=== EXTRAIT DU DOCUMENT ===

Quoi qu'il en soit, les causes nombreuses et diverses que nous venons d'assigner à la sympathie, ou aux divers degrés d'affection bienveillante, agissent en plus ou moins grand nombre et avec plus ou moins d'énergie sur l'esprit de chaque individu, dès l'âge le plus tendre; et, en y développant les sentiments divers que nous avons aussi indiqués, elles y font naître des déterminations qu'il est également utile d'observer.

Et d'abord, l'effet le plus immédiat et le plus naturel qui résulte de la sympathie que les enfants éprouvent pour ceux avec qui ils vivent et qui savent gagner leur affection, c'est le besoin d'entretenir et de conserver celle qu'ils sentent qu'on a pour eux, besoin qui excite et développe très promptement leur penchant naturel à l'imitation. Aussi, tous les écrivains, anciens et modernes, qui ont traité de l'éducation, s'accordent-ils à recommander expressément aux parents et aux instituteurs, non seule

ment de veiller avec un soin extrême sur les mœurs, les opinions, le caractère et les habitudes des personnes qui ont des rapports fréquents avec les enfants; mais ils exigent des instituteurs et des parents euxmêmes, une sévère attention sur leurs propres habitudes, sur leurs manières, leurs opinions et leurs sentiments, que l'enfant, disent-ils, s'empressera d'autant plus d'adopter et d'imiter, qu'il sentira plus vivement le besoin de leur plaire et d'être approuvé par eux. Au reste, cette tendance instinctive à l'imitation, produite par la sympathie et par les divers sentiments qu'elle embrasse, ne s'observe pas seulement dans l'enfance et dans l'adolescence, elle entraîne souvent, à leur insu, les hommes même d'un âge plus avancé, qui se modèlent, en quelque sorte, autant qu'ils peuvent, sur ceux pour qui ils ont conçu ou de l'estime ou de l'admiration.

=== EXTRAIT DES DONNÉES ===

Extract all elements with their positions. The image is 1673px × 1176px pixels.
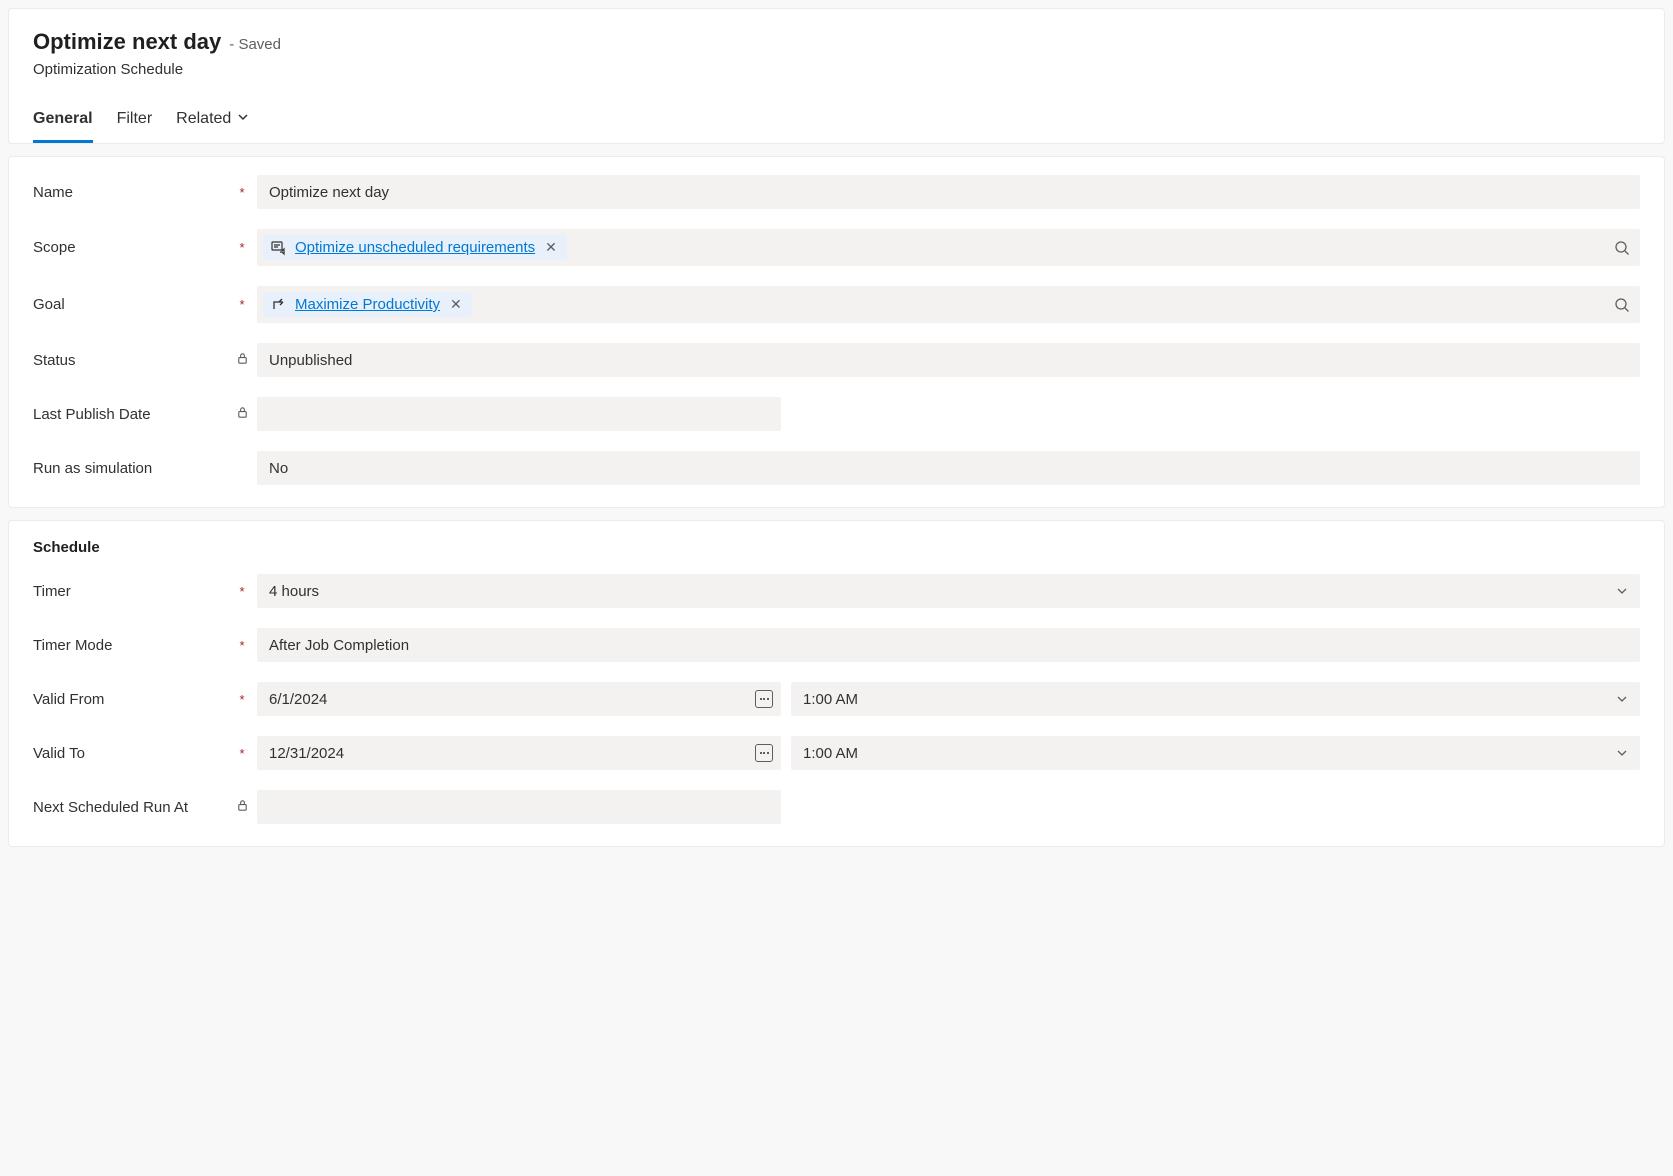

===

Recopiez fidèlement le passage de l'extrait sur la sympathie et l'imitation chez l'enfant, en commençant à « ment de veiller » et en terminant à « ou de l'admiration. ».

- _RÉPONSE ATTENDUE_
ment de veiller avec un soin extrême sur les mœurs, les opinions, le caractère et les habitudes des personnes qui ont des rapports fréquents avec les enfants; mais ils exigent des instituteurs et des parents euxmêmes, une sévère attention sur leurs propres habitudes, sur leurs manières, leurs opinions et leurs sentiments, que l'enfant, disent-ils, s'empressera d'autant plus d'adopter et d'imiter, qu'il sentira plus vivement le besoin de leur plaire et d'être approuvé par eux. Au reste, cette tendance instinctive à l'imitation, produite par la sympathie et par les divers sentiments qu'elle embrasse, ne s'observe pas seulement dans l'enfance et dans l'adolescence, elle entraîne souvent, à leur insu, les hommes même d'un âge plus avancé, qui se modèlent, en quelque sorte, autant qu'ils peuvent, sur ceux pour qui ils ont conçu ou de l'estime ou de l'admiration.